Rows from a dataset
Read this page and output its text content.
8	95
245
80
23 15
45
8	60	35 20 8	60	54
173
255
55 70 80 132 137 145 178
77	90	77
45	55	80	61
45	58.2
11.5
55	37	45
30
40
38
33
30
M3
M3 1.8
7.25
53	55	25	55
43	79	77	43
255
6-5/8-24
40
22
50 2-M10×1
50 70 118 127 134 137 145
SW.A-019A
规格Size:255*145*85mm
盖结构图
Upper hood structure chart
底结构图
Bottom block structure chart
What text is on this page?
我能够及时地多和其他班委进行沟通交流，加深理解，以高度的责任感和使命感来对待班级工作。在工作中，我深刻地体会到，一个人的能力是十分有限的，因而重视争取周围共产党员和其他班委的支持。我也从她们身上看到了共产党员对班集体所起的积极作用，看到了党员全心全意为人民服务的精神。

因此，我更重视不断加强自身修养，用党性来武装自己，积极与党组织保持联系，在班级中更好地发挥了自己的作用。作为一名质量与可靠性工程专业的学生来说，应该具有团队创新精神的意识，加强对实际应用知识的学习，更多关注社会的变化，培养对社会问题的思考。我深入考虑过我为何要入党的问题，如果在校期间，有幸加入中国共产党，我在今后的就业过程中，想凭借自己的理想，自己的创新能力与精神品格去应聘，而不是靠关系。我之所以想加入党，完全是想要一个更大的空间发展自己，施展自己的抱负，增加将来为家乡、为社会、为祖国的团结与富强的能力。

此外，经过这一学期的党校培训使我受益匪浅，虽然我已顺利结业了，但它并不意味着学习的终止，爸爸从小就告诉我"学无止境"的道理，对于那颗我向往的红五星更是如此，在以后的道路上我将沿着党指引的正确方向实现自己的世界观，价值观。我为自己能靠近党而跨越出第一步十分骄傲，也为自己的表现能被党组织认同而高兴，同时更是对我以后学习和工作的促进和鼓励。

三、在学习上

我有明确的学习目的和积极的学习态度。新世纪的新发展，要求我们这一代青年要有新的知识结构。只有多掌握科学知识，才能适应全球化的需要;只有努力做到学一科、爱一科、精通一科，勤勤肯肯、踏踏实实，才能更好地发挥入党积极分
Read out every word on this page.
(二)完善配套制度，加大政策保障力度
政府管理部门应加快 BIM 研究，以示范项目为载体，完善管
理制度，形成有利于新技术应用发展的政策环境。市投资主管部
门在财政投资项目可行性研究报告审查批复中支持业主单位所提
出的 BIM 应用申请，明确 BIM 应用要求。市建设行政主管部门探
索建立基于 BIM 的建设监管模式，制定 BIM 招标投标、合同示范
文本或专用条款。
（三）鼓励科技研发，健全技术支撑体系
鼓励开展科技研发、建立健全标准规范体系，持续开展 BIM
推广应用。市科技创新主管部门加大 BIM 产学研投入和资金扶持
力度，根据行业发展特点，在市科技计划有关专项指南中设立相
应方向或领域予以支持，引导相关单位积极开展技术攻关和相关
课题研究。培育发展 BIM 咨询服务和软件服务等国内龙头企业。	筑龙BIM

■ Written problem:
Write out the entries in full, exactly as given.

■ Right answer:
Read this page and output its text content.
8	95
245
80
23 15
45
8	60	35 20 8	60	54
173
255
55 70 80 132 137 145 178
77	90	77
45	55	80	61
45	58.2
11.5
55	37	45
30
40
38
33
30
M3
M3 1.8
7.25
53	55	25	55
43	79	77	43
255
6-5/8-24
40
22
50 2-M10×1
50 70 118 127 134 137 145
SW.A-019A
规格Size:255*145*85mm
盖结构图
Upper hood structure chart
底结构图
Bottom block structure chart
What text is on this page?
我能够及时地多和其他班委进行沟通交流，加深理解，以高度的责任感和使命感来对待班级工作。在工作中，我深刻地体会到，一个人的能力是十分有限的，因而重视争取周围共产党员和其他班委的支持。我也从她们身上看到了共产党员对班集体所起的积极作用，看到了党员全心全意为人民服务的精神。

因此，我更重视不断加强自身修养，用党性来武装自己，积极与党组织保持联系，在班级中更好地发挥了自己的作用。作为一名质量与可靠性工程专业的学生来说，应该具有团队创新精神的意识，加强对实际应用知识的学习，更多关注社会的变化，培养对社会问题的思考。我深入考虑过我为何要入党的问题，如果在校期间，有幸加入中国共产党，我在今后的就业过程中，想凭借自己的理想，自己的创新能力与精神品格去应聘，而不是靠关系。我之所以想加入党，完全是想要一个更大的空间发展自己，施展自己的抱负，增加将来为家乡、为社会、为祖国的团结与富强的能力。

此外，经过这一学期的党校培训使我受益匪浅，虽然我已顺利结业了，但它并不意味着学习的终止，爸爸从小就告诉我"学无止境"的道理，对于那颗我向往的红五星更是如此，在以后的道路上我将沿着党指引的正确方向实现自己的世界观，价值观。我为自己能靠近党而跨越出第一步十分骄傲，也为自己的表现能被党组织认同而高兴，同时更是对我以后学习和工作的促进和鼓励。

三、在学习上

我有明确的学习目的和积极的学习态度。新世纪的新发展，要求我们这一代青年要有新的知识结构。只有多掌握科学知识，才能适应全球化的需要;只有努力做到学一科、爱一科、精通一科，勤勤肯肯、踏踏实实，才能更好地发挥入党积极分
Read out every word on this page.
(二)完善配套制度，加大政策保障力度
政府管理部门应加快 BIM 研究，以示范项目为载体，完善管
理制度，形成有利于新技术应用发展的政策环境。市投资主管部
门在财政投资项目可行性研究报告审查批复中支持业主单位所提
出的 BIM 应用申请，明确 BIM 应用要求。市建设行政主管部门探
索建立基于 BIM 的建设监管模式，制定 BIM 招标投标、合同示范
文本或专用条款。
（三）鼓励科技研发，健全技术支撑体系
鼓励开展科技研发、建立健全标准规范体系，持续开展 BIM
推广应用。市科技创新主管部门加大 BIM 产学研投入和资金扶持
力度，根据行业发展特点，在市科技计划有关专项指南中设立相
应方向或领域予以支持，引导相关单位积极开展技术攻关和相关
课题研究。培育发展 BIM 咨询服务和软件服务等国内龙头企业。	筑龙BIM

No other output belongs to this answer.